▶ _The request_: Copy the semiconductor-fab analysis again, beginning at the words "Every major semiconductor" and stopping after "no independent referee.", and switch "executives" to "company leaders" throughout.

** START Source extract **

No sources were available for this week's issue. Per editorial policy, that means writing shorter and saying less rather than dressing up inference as fact. What follows is analysis grounded in established industry patterns — not invented specifics.


"On Track" Is a Term of Art, Not a Status Report

Every major semiconductor project currently underway — TSMC's Arizona fabs, Intel's Ohio and Germany expansions, Samsung's Taylor facility — shares one rhetorical feature: when asked about progress, executives describe them as "on track." The phrase has become so universal it has stopped carrying information. It is the chip industry's equivalent of "we're in advanced discussions."

The accountability problem is structural. Fab construction timelines are genuinely long — five to seven years from groundbreaking to volume production is not unusual — which means any given quarter's earnings call can truthfully report "on track" while quietly absorbing a six-month slip that won't become visible until the next milestone. The milestones themselves are often defined by the company doing the reporting. There is no independent referee.

This matters because the policy apparatus built around domestic chip production — the CHIPS Act, allied-nation subsidy coordination, export control regimes — is calibrated to timelines that companies announced in 2021 and 2022. If those timelines are slipping, the policy assumptions slip with them. But the policy doesn't update in real time. It updates when a company finally discloses a delay, usually buried in an earnings call footnote, usually after the relevant appropriations decisions have already been made.


Three Accountability Threads Worth Watching

TSMC Arizona. The first fab in Phoenix was supposed to reach volume production of 4nm chips in 2024. That date slipped to 2025, and the company has cited workforce training challenges and equipment qualification delays as contributing factors. The second fab, targeting 3nm, was originally planned for 2026. Whether that date has held — and at what yield rates — is the question that matters most for any U.S. customer planning to source domestically. Yield rates at new fabs routinely run below mature-node performance for 12 to 24 months after first silicon. "Production" and "production at competitive yield" are not the same milestone, and companies rarely volunteer the distinction.

** END Source extract **
** START Entries **

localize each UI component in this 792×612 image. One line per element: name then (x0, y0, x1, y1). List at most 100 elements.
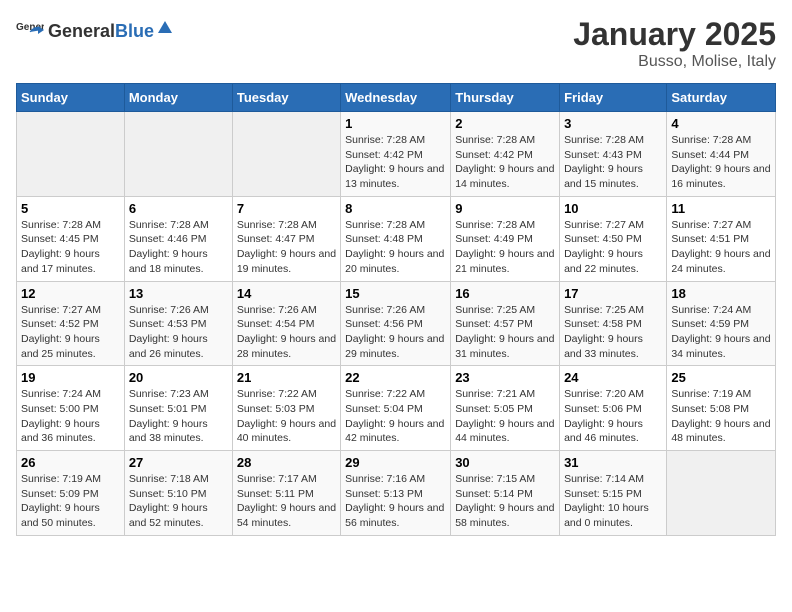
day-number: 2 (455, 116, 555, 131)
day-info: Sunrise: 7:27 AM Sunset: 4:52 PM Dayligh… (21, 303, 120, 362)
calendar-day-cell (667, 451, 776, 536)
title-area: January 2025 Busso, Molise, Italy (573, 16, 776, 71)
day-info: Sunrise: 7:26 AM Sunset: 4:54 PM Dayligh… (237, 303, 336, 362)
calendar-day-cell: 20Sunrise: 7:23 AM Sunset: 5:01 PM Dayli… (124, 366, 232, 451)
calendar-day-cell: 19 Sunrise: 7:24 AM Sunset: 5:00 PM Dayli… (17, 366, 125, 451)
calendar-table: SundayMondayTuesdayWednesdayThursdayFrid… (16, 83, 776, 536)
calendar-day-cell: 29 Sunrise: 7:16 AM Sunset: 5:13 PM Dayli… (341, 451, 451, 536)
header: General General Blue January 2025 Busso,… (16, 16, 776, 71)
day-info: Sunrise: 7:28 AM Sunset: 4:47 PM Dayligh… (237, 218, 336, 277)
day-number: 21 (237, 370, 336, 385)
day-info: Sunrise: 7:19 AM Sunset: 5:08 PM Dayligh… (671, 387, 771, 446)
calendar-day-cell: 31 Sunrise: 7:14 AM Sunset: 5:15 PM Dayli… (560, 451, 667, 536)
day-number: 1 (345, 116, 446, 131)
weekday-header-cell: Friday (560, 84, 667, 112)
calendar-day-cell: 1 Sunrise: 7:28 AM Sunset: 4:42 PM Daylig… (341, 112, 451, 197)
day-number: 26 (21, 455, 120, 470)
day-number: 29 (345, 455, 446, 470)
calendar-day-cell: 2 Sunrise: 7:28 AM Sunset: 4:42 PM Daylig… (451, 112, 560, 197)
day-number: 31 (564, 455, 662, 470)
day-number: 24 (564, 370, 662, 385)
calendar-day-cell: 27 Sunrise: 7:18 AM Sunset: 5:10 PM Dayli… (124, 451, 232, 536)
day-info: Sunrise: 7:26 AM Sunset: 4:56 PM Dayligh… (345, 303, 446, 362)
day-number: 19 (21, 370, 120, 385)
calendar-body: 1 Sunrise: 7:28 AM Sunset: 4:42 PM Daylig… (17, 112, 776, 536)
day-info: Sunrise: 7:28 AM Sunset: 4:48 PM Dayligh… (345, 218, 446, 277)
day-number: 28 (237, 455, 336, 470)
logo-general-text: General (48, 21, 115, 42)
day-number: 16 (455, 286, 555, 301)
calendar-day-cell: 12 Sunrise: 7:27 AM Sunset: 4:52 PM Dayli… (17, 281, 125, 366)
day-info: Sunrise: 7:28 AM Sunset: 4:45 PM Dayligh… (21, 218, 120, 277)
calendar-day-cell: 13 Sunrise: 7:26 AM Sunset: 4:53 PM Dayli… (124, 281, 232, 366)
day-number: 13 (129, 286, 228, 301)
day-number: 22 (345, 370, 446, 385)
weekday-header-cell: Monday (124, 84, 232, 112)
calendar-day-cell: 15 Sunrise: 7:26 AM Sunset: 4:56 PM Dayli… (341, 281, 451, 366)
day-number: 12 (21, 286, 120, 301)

** END Entries **

▶ _Finished answer_:
Every major semiconductor project currently underway — TSMC's Arizona fabs, Intel's Ohio and Germany expansions, Samsung's Taylor facility — shares one rhetorical feature: when asked about progress, company leaders describe them as "on track." The phrase has become so universal it has stopped carrying information. It is the chip industry's equivalent of "we're in advanced discussions."

The accountability problem is structural. Fab construction timelines are genuinely long — five to seven years from groundbreaking to volume production is not unusual — which means any given quarter's earnings call can truthfully report "on track" while quietly absorbing a six-month slip that won't become visible until the next milestone. The milestones themselves are often defined by the company doing the reporting. There is no independent referee.